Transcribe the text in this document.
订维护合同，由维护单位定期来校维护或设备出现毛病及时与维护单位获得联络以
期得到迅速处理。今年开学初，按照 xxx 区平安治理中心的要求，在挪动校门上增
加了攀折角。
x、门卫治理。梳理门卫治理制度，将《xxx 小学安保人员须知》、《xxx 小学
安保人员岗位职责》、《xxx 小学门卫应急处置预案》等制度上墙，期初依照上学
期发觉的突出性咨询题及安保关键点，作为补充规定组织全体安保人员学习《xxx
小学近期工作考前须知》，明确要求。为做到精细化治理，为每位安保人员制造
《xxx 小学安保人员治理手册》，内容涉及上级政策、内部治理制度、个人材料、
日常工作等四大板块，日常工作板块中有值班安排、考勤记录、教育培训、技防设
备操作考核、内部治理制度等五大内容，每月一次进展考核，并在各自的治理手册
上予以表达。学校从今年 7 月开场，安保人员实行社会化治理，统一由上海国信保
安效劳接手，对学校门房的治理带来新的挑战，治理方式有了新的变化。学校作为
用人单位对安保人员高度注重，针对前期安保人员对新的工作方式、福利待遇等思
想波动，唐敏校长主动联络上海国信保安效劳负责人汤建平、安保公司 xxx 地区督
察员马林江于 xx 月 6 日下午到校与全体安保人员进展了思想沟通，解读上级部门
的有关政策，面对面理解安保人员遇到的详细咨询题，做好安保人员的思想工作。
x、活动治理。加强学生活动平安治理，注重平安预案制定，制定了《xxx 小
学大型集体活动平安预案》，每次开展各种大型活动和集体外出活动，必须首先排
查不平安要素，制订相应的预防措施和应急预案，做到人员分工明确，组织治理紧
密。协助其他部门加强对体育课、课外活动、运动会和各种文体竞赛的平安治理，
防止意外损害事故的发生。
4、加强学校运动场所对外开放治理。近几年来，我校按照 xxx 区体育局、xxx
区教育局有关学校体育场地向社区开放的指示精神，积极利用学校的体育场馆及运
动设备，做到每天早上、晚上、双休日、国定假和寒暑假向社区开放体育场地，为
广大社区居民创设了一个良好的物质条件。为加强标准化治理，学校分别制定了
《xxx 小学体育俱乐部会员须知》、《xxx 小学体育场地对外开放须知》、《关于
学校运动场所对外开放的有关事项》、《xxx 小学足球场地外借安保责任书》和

* [Work required]: Repeat all of the records above exactly as written.

* [Solution for this problem]:
Transcribe the text in this document.
订维护合同，由维护单位定期来校维护或设备出现毛病及时与维护单位获得联络以
期得到迅速处理。今年开学初，按照 xxx 区平安治理中心的要求，在挪动校门上增
加了攀折角。
x、门卫治理。梳理门卫治理制度，将《xxx 小学安保人员须知》、《xxx 小学
安保人员岗位职责》、《xxx 小学门卫应急处置预案》等制度上墙，期初依照上学
期发觉的突出性咨询题及安保关键点，作为补充规定组织全体安保人员学习《xxx
小学近期工作考前须知》，明确要求。为做到精细化治理，为每位安保人员制造
《xxx 小学安保人员治理手册》，内容涉及上级政策、内部治理制度、个人材料、
日常工作等四大板块，日常工作板块中有值班安排、考勤记录、教育培训、技防设
备操作考核、内部治理制度等五大内容，每月一次进展考核，并在各自的治理手册
上予以表达。学校从今年 7 月开场，安保人员实行社会化治理，统一由上海国信保
安效劳接手，对学校门房的治理带来新的挑战，治理方式有了新的变化。学校作为
用人单位对安保人员高度注重，针对前期安保人员对新的工作方式、福利待遇等思
想波动，唐敏校长主动联络上海国信保安效劳负责人汤建平、安保公司 xxx 地区督
察员马林江于 xx 月 6 日下午到校与全体安保人员进展了思想沟通，解读上级部门
的有关政策，面对面理解安保人员遇到的详细咨询题，做好安保人员的思想工作。
x、活动治理。加强学生活动平安治理，注重平安预案制定，制定了《xxx 小
学大型集体活动平安预案》，每次开展各种大型活动和集体外出活动，必须首先排
查不平安要素，制订相应的预防措施和应急预案，做到人员分工明确，组织治理紧
密。协助其他部门加强对体育课、课外活动、运动会和各种文体竞赛的平安治理，
防止意外损害事故的发生。
4、加强学校运动场所对外开放治理。近几年来，我校按照 xxx 区体育局、xxx
区教育局有关学校体育场地向社区开放的指示精神，积极利用学校的体育场馆及运
动设备，做到每天早上、晚上、双休日、国定假和寒暑假向社区开放体育场地，为
广大社区居民创设了一个良好的物质条件。为加强标准化治理，学校分别制定了
《xxx 小学体育俱乐部会员须知》、《xxx 小学体育场地对外开放须知》、《关于
学校运动场所对外开放的有关事项》、《xxx 小学足球场地外借安保责任书》和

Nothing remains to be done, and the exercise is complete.